-- START OF SUPPLIED DATA --

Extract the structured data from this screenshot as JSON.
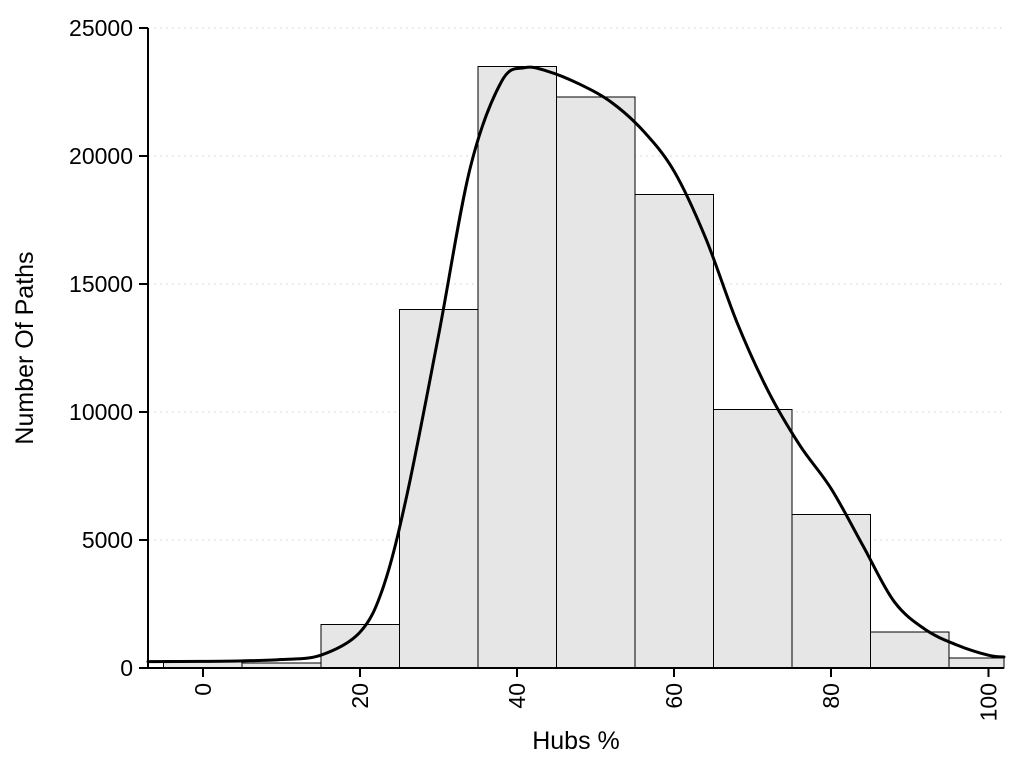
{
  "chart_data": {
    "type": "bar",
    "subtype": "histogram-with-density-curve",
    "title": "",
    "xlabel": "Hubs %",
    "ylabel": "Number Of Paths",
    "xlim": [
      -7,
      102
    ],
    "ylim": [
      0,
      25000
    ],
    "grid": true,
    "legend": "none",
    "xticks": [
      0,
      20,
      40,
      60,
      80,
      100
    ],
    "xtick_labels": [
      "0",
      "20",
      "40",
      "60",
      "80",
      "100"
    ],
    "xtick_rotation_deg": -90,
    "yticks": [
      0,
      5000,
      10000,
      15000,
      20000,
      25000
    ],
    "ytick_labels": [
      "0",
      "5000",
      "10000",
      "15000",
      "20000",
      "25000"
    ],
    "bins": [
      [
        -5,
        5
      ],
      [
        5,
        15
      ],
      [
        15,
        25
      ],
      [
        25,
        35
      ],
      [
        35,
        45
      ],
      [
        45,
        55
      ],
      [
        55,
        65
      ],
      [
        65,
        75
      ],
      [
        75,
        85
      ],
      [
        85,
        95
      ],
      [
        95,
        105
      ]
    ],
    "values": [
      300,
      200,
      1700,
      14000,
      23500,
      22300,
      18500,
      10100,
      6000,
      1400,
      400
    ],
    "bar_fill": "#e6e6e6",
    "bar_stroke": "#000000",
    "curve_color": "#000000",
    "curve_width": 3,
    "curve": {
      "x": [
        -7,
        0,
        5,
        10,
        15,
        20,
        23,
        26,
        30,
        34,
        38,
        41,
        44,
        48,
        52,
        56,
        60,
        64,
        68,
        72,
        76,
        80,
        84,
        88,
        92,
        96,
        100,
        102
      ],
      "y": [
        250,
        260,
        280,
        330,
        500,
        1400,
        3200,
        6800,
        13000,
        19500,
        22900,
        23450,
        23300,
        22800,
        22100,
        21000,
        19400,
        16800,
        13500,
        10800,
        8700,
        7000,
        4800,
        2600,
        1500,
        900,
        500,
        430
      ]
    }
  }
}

-- END OF SUPPLIED DATA --

> **PROBLEM REQUIREMENTS**: Quote every line word for word and keep the images out of the copy.

> **REPLY TO THE TASK**:
Extract the structured data from this screenshot as JSON.
{
  "chart_data": {
    "type": "bar",
    "subtype": "histogram-with-density-curve",
    "title": "",
    "xlabel": "Hubs %",
    "ylabel": "Number Of Paths",
    "xlim": [
      -7,
      102
    ],
    "ylim": [
      0,
      25000
    ],
    "grid": true,
    "legend": "none",
    "xticks": [
      0,
      20,
      40,
      60,
      80,
      100
    ],
    "xtick_labels": [
      "0",
      "20",
      "40",
      "60",
      "80",
      "100"
    ],
    "xtick_rotation_deg": -90,
    "yticks": [
      0,
      5000,
      10000,
      15000,
      20000,
      25000
    ],
    "ytick_labels": [
      "0",
      "5000",
      "10000",
      "15000",
      "20000",
      "25000"
    ],
    "bins": [
      [
        -5,
        5
      ],
      [
        5,
        15
      ],
      [
        15,
        25
      ],
      [
        25,
        35
      ],
      [
        35,
        45
      ],
      [
        45,
        55
      ],
      [
        55,
        65
      ],
      [
        65,
        75
      ],
      [
        75,
        85
      ],
      [
        85,
        95
      ],
      [
        95,
        105
      ]
    ],
    "values": [
      300,
      200,
      1700,
      14000,
      23500,
      22300,
      18500,
      10100,
      6000,
      1400,
      400
    ],
    "bar_fill": "#e6e6e6",
    "bar_stroke": "#000000",
    "curve_color": "#000000",
    "curve_width": 3,
    "curve": {
      "x": [
        -7,
        0,
        5,
        10,
        15,
        20,
        23,
        26,
        30,
        34,
        38,
        41,
        44,
        48,
        52,
        56,
        60,
        64,
        68,
        72,
        76,
        80,
        84,
        88,
        92,
        96,
        100,
        102
      ],
      "y": [
        250,
        260,
        280,
        330,
        500,
        1400,
        3200,
        6800,
        13000,
        19500,
        22900,
        23450,
        23300,
        22800,
        22100,
        21000,
        19400,
        16800,
        13500,
        10800,
        8700,
        7000,
        4800,
        2600,
        1500,
        900,
        500,
        430
      ]
    }
  }
}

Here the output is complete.